_REQUIREMENT_
Could you copy every line of the data that contains the word "color"?

_SOURCE DATA_
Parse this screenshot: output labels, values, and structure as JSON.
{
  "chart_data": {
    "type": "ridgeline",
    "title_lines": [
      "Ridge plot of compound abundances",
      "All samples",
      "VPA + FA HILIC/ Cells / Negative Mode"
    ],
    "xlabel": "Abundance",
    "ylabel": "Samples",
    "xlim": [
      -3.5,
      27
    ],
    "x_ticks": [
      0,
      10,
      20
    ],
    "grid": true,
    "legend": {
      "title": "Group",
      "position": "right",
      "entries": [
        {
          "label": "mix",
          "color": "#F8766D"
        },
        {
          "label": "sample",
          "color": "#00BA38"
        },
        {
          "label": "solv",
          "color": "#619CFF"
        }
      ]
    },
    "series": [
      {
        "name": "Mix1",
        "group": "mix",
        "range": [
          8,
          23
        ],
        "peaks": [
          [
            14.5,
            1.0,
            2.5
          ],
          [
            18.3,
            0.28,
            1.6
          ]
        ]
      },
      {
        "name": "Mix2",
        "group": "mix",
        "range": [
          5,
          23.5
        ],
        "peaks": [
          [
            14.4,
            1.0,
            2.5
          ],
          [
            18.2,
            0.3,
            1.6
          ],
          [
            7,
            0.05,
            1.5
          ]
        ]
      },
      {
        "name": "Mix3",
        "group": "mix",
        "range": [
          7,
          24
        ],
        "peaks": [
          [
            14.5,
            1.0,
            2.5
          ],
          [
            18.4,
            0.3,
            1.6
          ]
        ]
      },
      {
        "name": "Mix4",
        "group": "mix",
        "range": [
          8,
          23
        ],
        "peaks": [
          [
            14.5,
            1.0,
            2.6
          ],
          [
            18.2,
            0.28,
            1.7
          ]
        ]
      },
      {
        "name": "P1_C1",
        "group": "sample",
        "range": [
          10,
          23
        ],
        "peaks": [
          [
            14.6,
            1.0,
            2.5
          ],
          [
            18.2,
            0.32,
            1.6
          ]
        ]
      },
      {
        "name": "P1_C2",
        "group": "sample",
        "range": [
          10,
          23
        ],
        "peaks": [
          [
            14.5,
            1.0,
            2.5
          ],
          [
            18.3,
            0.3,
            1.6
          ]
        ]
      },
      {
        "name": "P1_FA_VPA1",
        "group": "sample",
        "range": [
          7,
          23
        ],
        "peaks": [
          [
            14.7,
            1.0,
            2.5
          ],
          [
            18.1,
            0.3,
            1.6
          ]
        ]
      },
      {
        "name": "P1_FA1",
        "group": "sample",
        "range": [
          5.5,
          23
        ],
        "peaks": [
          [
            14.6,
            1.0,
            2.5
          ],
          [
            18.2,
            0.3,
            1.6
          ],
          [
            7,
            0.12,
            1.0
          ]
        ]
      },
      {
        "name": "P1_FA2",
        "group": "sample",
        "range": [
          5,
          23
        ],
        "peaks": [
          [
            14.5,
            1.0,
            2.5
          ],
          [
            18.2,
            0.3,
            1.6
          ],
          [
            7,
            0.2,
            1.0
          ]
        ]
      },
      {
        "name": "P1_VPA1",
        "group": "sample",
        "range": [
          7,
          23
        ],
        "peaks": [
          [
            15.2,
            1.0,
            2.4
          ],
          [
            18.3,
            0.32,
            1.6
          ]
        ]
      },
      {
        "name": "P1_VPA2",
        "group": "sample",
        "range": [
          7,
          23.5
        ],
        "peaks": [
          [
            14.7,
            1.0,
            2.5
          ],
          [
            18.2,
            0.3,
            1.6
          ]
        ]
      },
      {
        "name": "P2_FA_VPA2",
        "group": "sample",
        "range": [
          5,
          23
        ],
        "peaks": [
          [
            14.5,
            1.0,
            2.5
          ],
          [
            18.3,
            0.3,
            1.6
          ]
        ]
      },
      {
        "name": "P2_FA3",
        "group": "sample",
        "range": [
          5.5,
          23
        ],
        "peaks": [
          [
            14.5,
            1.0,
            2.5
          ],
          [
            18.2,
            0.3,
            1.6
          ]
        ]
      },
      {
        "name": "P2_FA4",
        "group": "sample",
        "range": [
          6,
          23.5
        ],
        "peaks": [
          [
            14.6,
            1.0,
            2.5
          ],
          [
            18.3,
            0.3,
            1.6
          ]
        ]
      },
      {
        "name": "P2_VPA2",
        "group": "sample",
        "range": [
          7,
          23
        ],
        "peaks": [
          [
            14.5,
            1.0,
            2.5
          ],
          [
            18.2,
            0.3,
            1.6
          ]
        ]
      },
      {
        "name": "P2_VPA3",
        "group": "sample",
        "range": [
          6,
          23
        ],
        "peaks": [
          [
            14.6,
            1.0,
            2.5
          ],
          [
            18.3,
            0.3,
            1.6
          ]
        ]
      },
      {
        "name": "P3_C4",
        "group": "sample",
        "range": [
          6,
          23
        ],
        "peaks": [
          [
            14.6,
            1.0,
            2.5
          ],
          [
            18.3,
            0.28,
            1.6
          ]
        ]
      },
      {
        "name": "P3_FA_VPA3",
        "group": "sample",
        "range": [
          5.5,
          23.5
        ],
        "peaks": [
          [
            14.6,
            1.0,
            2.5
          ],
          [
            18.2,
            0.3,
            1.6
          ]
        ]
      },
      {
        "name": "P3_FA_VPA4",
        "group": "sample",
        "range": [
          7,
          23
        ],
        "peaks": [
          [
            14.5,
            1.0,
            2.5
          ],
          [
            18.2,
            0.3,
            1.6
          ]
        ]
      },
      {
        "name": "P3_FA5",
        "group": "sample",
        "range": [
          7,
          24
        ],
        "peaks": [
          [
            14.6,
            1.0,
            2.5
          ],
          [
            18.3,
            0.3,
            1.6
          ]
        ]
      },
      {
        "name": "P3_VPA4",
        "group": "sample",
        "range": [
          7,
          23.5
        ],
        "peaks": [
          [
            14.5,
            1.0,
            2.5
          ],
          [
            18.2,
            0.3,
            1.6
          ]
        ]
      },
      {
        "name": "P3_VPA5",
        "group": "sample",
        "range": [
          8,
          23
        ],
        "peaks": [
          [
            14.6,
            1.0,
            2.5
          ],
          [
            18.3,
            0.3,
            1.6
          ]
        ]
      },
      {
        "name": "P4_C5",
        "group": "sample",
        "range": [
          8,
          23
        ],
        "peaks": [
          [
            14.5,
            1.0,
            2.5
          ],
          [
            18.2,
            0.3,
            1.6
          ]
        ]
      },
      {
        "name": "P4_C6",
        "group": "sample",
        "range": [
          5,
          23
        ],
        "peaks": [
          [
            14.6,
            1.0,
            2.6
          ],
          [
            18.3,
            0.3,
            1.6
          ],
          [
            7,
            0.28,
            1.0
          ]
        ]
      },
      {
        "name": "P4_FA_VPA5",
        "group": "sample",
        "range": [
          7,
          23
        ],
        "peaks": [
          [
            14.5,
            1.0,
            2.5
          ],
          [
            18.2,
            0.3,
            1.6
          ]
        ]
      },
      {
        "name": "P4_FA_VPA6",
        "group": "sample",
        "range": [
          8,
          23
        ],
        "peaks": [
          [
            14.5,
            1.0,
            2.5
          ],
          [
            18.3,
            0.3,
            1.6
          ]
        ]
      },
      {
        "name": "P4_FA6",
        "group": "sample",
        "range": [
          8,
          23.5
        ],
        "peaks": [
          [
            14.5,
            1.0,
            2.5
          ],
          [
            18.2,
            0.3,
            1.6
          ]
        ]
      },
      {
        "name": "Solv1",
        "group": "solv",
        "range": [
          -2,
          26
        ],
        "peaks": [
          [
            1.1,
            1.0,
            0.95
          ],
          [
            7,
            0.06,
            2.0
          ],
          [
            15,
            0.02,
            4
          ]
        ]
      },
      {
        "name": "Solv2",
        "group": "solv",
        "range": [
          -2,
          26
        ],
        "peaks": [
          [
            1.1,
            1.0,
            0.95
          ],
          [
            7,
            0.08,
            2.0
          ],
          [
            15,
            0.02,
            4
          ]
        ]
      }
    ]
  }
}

_RESPONSE TO THE EXERCISE_
          "color": "#F8766D"
          "color": "#00BA38"
          "color": "#619CFF"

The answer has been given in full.